*What to do:* Each line containing the word "Pattern" needs to be copied.

* Begin *

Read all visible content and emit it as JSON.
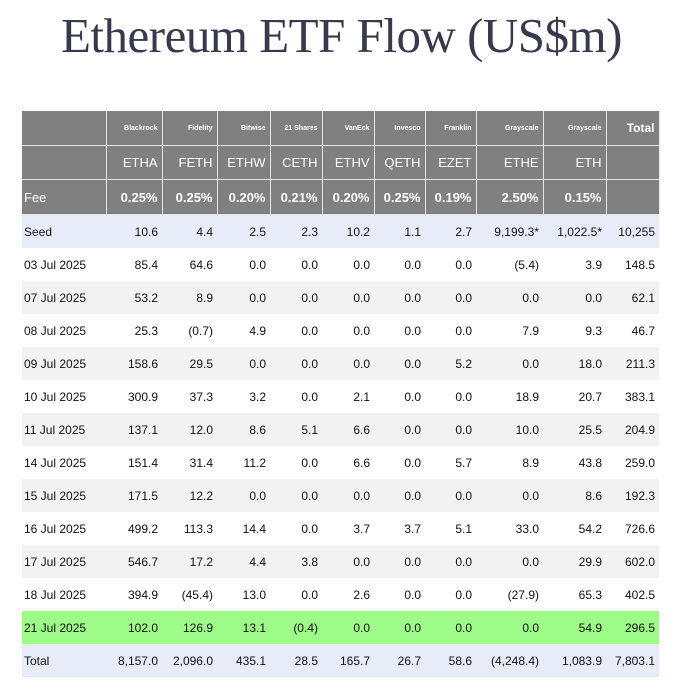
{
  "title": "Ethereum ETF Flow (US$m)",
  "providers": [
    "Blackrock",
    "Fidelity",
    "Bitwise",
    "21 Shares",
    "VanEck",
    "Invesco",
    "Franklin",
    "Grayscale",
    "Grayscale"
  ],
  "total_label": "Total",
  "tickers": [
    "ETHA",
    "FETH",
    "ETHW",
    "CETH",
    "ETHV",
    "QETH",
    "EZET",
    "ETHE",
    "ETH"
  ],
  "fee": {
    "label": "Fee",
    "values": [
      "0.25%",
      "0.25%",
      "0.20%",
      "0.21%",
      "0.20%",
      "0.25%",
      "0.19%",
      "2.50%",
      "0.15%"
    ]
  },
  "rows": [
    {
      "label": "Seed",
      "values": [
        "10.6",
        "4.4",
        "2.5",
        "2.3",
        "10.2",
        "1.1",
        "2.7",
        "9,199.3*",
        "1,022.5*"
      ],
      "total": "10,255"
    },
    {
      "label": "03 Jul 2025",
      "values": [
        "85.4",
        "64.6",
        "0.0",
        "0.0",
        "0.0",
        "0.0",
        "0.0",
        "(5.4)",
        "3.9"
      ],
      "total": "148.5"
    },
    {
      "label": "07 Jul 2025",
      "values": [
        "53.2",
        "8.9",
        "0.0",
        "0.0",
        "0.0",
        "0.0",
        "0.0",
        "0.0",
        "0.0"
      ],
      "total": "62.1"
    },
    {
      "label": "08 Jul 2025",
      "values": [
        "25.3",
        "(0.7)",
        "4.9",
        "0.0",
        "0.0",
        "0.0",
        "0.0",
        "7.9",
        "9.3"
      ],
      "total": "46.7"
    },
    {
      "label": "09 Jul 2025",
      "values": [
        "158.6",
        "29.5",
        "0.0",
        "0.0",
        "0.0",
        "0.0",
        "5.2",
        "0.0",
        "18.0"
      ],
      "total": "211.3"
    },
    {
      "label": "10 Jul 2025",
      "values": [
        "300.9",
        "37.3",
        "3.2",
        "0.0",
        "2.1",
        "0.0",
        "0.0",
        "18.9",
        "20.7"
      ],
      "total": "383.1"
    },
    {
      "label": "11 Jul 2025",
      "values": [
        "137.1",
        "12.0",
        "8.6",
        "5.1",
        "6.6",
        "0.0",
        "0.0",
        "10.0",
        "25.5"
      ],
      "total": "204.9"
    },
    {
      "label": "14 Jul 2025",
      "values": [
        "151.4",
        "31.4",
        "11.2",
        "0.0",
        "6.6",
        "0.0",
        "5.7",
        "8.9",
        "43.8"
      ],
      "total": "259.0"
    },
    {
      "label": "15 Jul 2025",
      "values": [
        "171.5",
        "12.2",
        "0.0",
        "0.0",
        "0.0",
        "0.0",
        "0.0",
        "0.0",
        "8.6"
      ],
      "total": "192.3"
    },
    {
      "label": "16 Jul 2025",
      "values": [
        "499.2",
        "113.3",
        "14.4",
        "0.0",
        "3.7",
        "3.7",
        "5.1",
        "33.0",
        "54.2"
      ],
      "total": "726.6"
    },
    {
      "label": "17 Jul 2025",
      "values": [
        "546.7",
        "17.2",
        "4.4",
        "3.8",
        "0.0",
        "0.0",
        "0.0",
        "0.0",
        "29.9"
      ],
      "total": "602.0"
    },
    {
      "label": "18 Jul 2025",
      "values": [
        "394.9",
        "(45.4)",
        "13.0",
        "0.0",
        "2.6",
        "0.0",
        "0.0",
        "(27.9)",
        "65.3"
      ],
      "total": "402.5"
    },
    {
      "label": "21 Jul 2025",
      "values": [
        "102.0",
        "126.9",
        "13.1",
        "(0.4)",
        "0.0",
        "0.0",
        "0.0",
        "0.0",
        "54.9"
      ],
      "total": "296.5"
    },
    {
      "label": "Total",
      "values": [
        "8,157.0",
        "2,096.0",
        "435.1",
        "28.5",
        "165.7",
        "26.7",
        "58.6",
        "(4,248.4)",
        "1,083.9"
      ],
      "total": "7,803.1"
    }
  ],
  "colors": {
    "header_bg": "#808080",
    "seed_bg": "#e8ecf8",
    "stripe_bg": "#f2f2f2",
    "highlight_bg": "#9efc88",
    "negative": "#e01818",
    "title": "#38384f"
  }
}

* End *
* Begin *

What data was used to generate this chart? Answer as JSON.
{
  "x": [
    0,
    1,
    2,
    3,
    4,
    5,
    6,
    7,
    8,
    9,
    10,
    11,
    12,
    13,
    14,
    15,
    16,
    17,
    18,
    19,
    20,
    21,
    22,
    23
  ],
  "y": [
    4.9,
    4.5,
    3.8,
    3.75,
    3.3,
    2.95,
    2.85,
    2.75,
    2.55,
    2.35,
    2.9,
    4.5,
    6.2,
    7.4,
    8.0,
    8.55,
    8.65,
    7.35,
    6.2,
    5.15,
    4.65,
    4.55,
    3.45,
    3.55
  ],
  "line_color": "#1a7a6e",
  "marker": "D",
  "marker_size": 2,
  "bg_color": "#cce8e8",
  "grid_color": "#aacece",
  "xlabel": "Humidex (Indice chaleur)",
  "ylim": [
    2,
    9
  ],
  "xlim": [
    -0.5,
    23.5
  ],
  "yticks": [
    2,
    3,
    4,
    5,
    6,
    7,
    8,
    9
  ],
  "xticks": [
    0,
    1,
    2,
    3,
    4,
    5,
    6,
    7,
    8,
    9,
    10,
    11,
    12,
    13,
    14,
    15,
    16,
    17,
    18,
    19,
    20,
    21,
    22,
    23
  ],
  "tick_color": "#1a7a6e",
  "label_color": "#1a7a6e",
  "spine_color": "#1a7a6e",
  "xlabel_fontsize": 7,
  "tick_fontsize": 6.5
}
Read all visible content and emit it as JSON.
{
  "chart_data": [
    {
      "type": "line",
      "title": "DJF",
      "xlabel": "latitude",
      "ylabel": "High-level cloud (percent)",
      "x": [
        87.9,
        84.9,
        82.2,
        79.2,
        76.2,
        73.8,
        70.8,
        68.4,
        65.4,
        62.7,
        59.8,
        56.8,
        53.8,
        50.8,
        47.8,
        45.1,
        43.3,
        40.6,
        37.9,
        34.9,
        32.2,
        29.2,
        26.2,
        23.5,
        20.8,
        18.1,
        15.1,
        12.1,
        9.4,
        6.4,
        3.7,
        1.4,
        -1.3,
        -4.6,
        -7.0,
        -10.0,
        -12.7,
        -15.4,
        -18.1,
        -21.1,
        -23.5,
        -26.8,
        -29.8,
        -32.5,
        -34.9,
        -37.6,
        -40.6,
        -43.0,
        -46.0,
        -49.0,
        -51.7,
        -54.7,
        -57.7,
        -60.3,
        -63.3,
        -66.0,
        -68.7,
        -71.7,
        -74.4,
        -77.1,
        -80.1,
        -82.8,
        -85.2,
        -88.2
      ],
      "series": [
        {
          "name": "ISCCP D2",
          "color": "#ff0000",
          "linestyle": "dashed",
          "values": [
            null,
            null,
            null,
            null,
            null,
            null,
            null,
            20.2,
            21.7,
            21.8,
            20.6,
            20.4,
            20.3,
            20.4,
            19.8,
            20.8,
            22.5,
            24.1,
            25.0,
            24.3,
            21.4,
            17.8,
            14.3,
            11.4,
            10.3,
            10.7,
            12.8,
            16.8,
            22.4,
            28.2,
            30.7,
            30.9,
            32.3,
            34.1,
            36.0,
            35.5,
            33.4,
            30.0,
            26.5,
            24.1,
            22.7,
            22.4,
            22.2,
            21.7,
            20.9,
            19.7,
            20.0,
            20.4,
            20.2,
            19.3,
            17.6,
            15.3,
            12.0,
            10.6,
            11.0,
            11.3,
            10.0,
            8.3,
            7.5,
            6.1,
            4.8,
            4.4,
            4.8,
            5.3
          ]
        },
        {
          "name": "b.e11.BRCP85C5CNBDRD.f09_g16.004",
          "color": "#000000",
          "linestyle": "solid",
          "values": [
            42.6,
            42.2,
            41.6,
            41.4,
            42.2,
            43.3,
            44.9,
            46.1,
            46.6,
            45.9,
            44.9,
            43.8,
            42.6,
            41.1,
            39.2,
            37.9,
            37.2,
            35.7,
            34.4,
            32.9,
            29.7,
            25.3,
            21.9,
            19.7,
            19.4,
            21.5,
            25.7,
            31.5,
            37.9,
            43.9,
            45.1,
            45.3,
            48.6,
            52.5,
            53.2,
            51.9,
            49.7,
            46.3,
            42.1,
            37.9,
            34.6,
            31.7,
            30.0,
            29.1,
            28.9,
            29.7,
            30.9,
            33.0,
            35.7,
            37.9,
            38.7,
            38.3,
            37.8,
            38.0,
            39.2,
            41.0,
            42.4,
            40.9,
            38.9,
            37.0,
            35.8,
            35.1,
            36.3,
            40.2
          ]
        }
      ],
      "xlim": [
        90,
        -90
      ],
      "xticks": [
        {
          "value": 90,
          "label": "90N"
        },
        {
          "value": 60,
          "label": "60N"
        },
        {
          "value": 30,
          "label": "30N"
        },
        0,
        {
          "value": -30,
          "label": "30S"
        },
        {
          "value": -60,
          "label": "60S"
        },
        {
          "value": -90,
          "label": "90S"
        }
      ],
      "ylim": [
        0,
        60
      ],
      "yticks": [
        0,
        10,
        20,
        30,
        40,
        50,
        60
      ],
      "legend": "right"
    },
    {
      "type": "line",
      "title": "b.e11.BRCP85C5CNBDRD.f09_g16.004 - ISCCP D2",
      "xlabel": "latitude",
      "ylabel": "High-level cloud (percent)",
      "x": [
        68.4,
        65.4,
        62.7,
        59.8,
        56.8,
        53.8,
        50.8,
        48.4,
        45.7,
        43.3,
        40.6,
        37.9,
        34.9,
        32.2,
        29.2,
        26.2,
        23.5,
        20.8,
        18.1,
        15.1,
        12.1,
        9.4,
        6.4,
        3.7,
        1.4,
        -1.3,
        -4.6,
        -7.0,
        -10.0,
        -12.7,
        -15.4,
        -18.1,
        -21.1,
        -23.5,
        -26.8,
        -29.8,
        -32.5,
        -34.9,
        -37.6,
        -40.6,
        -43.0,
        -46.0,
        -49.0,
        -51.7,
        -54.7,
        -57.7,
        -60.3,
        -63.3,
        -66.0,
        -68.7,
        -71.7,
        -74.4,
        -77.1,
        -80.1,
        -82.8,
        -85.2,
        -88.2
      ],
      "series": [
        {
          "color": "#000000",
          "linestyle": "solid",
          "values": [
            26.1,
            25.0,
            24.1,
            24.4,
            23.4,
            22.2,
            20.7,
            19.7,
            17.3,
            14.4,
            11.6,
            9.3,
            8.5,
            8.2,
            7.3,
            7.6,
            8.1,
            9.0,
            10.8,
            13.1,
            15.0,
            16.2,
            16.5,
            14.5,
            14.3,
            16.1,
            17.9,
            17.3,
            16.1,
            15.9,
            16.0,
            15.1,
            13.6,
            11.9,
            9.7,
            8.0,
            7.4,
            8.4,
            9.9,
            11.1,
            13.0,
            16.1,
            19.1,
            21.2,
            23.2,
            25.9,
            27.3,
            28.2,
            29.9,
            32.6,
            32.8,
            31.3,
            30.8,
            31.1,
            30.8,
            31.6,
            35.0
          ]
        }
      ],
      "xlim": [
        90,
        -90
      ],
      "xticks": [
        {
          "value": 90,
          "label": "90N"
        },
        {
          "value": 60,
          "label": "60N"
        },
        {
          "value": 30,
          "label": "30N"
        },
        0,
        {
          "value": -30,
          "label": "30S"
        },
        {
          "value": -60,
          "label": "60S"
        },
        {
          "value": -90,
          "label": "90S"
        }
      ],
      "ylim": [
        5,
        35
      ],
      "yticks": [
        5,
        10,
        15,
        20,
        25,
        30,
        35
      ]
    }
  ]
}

* End *
* Begin *

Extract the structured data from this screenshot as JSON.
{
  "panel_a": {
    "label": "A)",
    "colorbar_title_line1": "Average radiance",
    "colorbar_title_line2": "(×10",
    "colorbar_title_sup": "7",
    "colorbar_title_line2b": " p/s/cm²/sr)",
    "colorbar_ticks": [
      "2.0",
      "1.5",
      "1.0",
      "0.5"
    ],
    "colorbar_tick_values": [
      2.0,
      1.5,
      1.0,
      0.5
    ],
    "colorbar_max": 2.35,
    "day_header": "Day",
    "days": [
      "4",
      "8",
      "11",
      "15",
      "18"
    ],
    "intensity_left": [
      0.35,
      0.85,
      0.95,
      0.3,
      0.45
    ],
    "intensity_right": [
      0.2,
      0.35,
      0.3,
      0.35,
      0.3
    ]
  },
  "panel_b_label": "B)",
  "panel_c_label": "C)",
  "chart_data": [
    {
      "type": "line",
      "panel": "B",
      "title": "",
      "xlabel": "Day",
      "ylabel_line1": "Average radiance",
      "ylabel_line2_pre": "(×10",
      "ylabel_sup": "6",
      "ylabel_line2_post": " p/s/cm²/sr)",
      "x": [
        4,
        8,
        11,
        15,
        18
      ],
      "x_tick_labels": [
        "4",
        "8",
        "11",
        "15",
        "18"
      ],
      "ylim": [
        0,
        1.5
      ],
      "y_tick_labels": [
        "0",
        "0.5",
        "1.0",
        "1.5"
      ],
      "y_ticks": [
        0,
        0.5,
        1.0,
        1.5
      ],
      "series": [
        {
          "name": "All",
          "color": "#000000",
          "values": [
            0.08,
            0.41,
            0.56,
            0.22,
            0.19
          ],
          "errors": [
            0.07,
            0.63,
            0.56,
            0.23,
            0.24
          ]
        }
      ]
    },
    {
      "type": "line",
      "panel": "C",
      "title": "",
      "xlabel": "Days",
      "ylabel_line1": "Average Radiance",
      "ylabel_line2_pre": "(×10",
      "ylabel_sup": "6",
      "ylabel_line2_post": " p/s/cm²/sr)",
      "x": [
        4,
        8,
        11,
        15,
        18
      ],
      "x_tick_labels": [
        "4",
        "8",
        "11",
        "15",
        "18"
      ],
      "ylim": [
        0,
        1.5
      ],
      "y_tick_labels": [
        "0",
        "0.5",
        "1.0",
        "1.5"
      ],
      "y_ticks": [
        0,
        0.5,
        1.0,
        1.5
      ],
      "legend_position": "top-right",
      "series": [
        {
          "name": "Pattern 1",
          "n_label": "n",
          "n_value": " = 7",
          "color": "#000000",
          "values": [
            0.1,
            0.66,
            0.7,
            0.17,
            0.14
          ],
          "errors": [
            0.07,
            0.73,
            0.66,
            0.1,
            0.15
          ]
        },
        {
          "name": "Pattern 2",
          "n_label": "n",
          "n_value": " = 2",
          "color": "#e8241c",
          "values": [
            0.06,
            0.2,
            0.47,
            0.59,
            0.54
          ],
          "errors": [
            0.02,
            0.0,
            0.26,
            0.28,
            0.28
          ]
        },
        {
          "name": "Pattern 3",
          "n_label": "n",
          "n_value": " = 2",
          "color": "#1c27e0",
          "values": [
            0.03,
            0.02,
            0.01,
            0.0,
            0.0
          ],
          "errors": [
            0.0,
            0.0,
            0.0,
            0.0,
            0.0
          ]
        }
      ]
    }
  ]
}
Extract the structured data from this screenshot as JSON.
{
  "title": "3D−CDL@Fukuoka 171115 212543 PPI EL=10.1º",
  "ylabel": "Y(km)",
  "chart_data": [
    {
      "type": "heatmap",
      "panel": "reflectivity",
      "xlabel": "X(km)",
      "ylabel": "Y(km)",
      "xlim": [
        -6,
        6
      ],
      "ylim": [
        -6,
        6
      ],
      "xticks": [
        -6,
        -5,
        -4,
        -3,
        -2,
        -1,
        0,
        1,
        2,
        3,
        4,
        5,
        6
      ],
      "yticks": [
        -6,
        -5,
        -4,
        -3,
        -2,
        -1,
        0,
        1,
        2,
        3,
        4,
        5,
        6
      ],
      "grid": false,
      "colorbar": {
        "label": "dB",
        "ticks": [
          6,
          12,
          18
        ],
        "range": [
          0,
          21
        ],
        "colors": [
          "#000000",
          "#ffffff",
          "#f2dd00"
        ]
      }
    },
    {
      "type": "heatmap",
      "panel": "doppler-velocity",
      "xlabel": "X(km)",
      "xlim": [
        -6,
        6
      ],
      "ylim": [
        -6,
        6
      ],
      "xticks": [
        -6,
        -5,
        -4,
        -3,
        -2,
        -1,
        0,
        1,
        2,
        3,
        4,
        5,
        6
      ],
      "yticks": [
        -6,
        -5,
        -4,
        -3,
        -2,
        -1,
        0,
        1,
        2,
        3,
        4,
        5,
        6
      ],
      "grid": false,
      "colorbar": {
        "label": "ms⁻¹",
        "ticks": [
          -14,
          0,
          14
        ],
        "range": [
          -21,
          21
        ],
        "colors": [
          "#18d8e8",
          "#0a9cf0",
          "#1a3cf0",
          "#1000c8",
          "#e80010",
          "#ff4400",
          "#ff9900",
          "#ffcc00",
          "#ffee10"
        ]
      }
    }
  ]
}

* End *

*Task answer:*
          "name": "Pattern 1",
          "name": "Pattern 2",
          "name": "Pattern 3",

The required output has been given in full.